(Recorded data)
• • • •
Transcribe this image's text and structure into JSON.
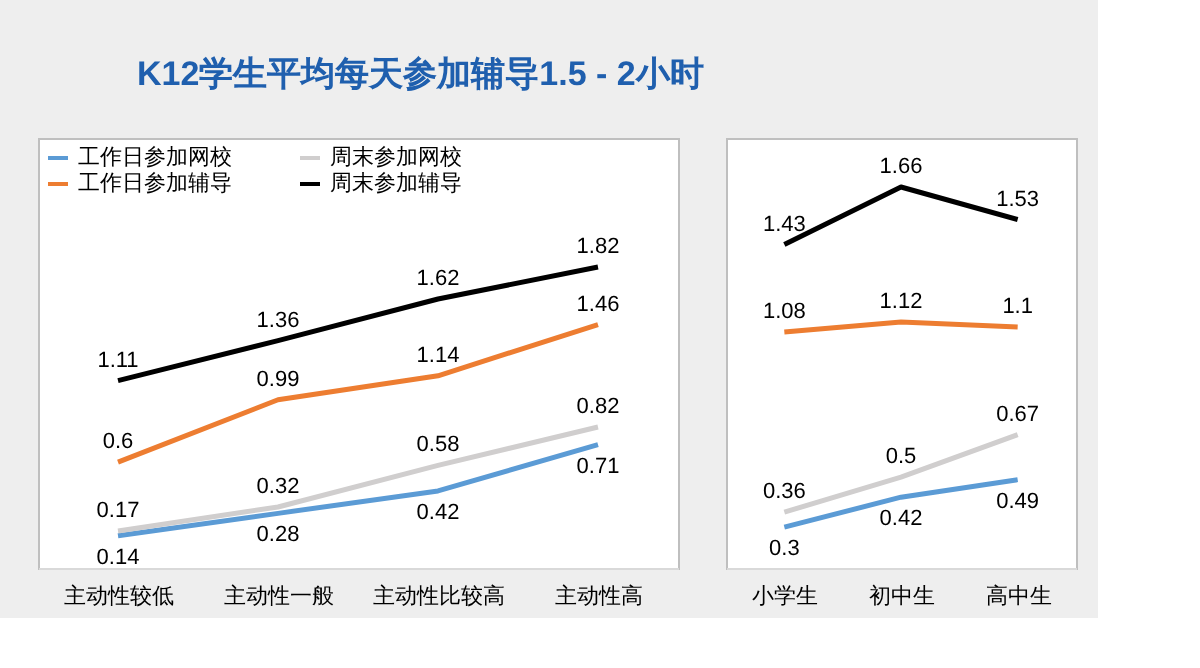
{
  "chart_data": [
    {
      "type": "line",
      "title": "K12学生平均每天参加辅导1.5 - 2小时",
      "categories": [
        "主动性较低",
        "主动性一般",
        "主动性比较高",
        "主动性高"
      ],
      "series": [
        {
          "name": "工作日参加网校",
          "color": "#5b9bd5",
          "values": [
            0.14,
            0.28,
            0.42,
            0.71
          ]
        },
        {
          "name": "工作日参加辅导",
          "color": "#ed7d31",
          "values": [
            0.6,
            0.99,
            1.14,
            1.46
          ]
        },
        {
          "name": "周末参加网校",
          "color": "#d0cece",
          "values": [
            0.17,
            0.32,
            0.58,
            0.82
          ]
        },
        {
          "name": "周末参加辅导",
          "color": "#000000",
          "values": [
            1.11,
            1.36,
            1.62,
            1.82
          ]
        }
      ],
      "data_labels": true,
      "legend": "top left",
      "grid": false,
      "tick_labels": "x"
    },
    {
      "type": "line",
      "categories": [
        "小学生",
        "初中生",
        "高中生"
      ],
      "series": [
        {
          "color": "#5b9bd5",
          "values": [
            0.3,
            0.42,
            0.49
          ]
        },
        {
          "color": "#ed7d31",
          "values": [
            1.08,
            1.12,
            1.1
          ]
        },
        {
          "color": "#d0cece",
          "values": [
            0.36,
            0.5,
            0.67
          ]
        },
        {
          "color": "#000000",
          "values": [
            1.43,
            1.66,
            1.53
          ]
        }
      ],
      "data_labels": true,
      "legend": false,
      "grid": false,
      "tick_labels": "x"
    }
  ]
}
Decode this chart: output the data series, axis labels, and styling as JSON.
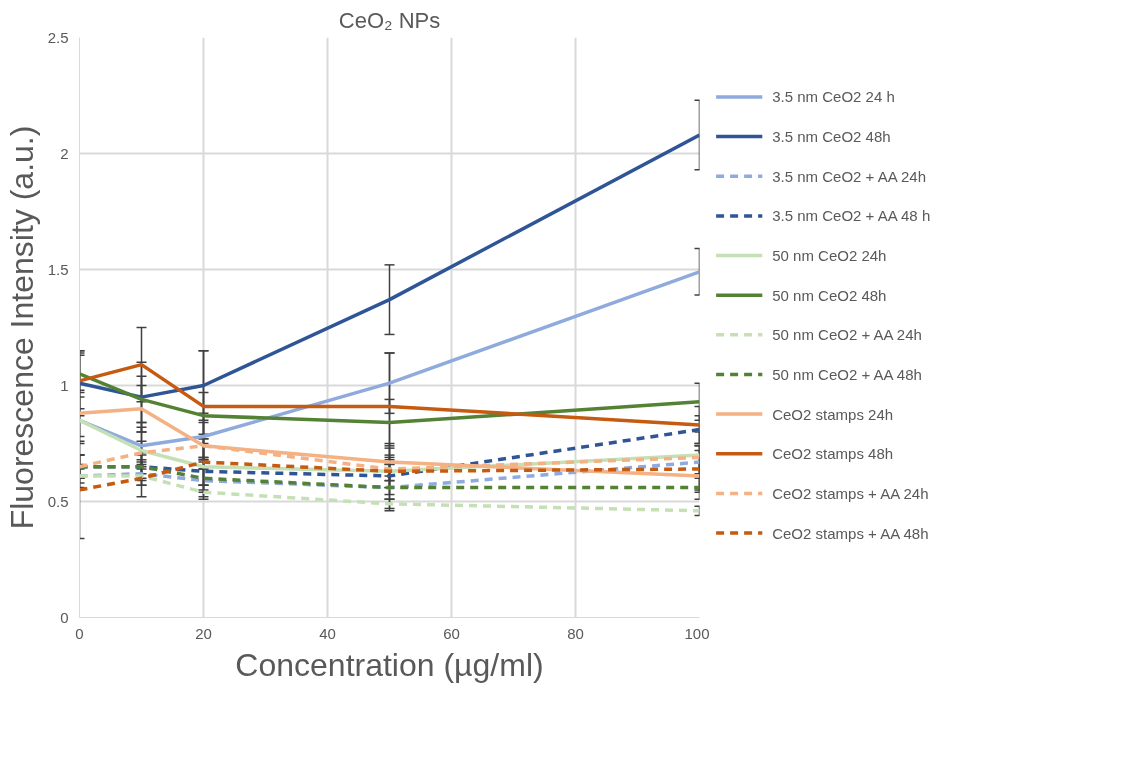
{
  "chart_data": {
    "type": "line",
    "title": "CeO₂ NPs",
    "xlabel": "Concentration (µg/ml)",
    "ylabel": "Fluorescence Intensity (a.u.)",
    "x": [
      0,
      10,
      20,
      50,
      100
    ],
    "xlim": [
      0,
      100
    ],
    "xticks": [
      0,
      20,
      40,
      60,
      80,
      100
    ],
    "ylim": [
      0,
      2.5
    ],
    "yticks": [
      0,
      0.5,
      1,
      {
        "value": 1.5,
        "label": "1.5"
      },
      2,
      {
        "value": 2.5,
        "label": "2.5"
      }
    ],
    "grid": true,
    "legend": "right",
    "series": [
      {
        "name": "3.5 nm CeO2 24 h",
        "color": "#8faadc",
        "line_style": "solid",
        "values": [
          0.85,
          0.74,
          0.78,
          1.01,
          1.49
        ],
        "errors": [
          0.1,
          0.1,
          0.1,
          0.13,
          0.1
        ]
      },
      {
        "name": "3.5 nm CeO2 48h",
        "color": "#2f5597",
        "line_style": "solid",
        "values": [
          1.01,
          0.95,
          1.0,
          1.37,
          2.08
        ],
        "errors": [
          0.14,
          0.15,
          0.15,
          0.15,
          0.15
        ]
      },
      {
        "name": "3.5 nm CeO2 + AA 24h",
        "color": "#8faadc",
        "line_style": "dashed",
        "values": [
          0.61,
          0.62,
          0.59,
          0.56,
          0.67
        ],
        "errors": [
          0.05,
          0.05,
          0.05,
          0.1,
          0.05
        ]
      },
      {
        "name": "3.5 nm CeO2 + AA 48 h",
        "color": "#2f5597",
        "line_style": "dashed",
        "values": [
          0.65,
          0.65,
          0.63,
          0.61,
          0.81
        ],
        "errors": [
          0.05,
          0.06,
          0.06,
          0.05,
          0.06
        ]
      },
      {
        "name": "50 nm CeO2 24h",
        "color": "#c5e0b4",
        "line_style": "solid",
        "values": [
          0.85,
          0.72,
          0.65,
          0.63,
          0.7
        ],
        "errors": [
          0.3,
          0.1,
          0.1,
          0.1,
          0.1
        ]
      },
      {
        "name": "50 nm CeO2 48h",
        "color": "#548235",
        "line_style": "solid",
        "values": [
          1.05,
          0.94,
          0.87,
          0.84,
          0.93
        ],
        "errors": [
          0.08,
          0.1,
          0.1,
          0.1,
          0.08
        ]
      },
      {
        "name": "50 nm CeO2 + AA 24h",
        "color": "#c5e0b4",
        "line_style": "dashed",
        "values": [
          0.61,
          0.61,
          0.54,
          0.49,
          0.46
        ],
        "errors": [
          0.03,
          0.04,
          0.03,
          0.02,
          0.02
        ]
      },
      {
        "name": "50 nm CeO2 + AA 48h",
        "color": "#548235",
        "line_style": "dashed",
        "values": [
          0.65,
          0.65,
          0.6,
          0.56,
          0.56
        ],
        "errors": [
          0.05,
          0.05,
          0.08,
          0.05,
          0.05
        ]
      },
      {
        "name": "CeO2 stamps 24h",
        "color": "#f4b183",
        "line_style": "solid",
        "values": [
          0.88,
          0.9,
          0.74,
          0.67,
          0.61
        ],
        "errors": [
          0.1,
          0.1,
          0.1,
          0.08,
          0.06
        ]
      },
      {
        "name": "CeO2 stamps 48h",
        "color": "#c55a11",
        "line_style": "solid",
        "values": [
          1.02,
          1.09,
          0.91,
          0.91,
          0.83
        ],
        "errors": [
          0.12,
          0.16,
          0.24,
          0.23,
          0.08
        ]
      },
      {
        "name": "CeO2 stamps + AA 24h",
        "color": "#f4b183",
        "line_style": "dashed",
        "values": [
          0.65,
          0.71,
          0.74,
          0.64,
          0.69
        ],
        "errors": [
          0.05,
          0.05,
          0.05,
          0.05,
          0.05
        ]
      },
      {
        "name": "CeO2 stamps + AA 48h",
        "color": "#c55a11",
        "line_style": "dashed",
        "values": [
          0.55,
          0.6,
          0.67,
          0.63,
          0.64
        ],
        "errors": [
          0.21,
          0.08,
          0.1,
          0.07,
          0.1
        ]
      }
    ]
  }
}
• • • •
== What you will do ==
Go through the preceding material and copy each line that has the word "this".

== Task answer ==
Transcribe this image's text and structure into JSON.
Decode this chart: output the data series, axis labels, and styling as JSON.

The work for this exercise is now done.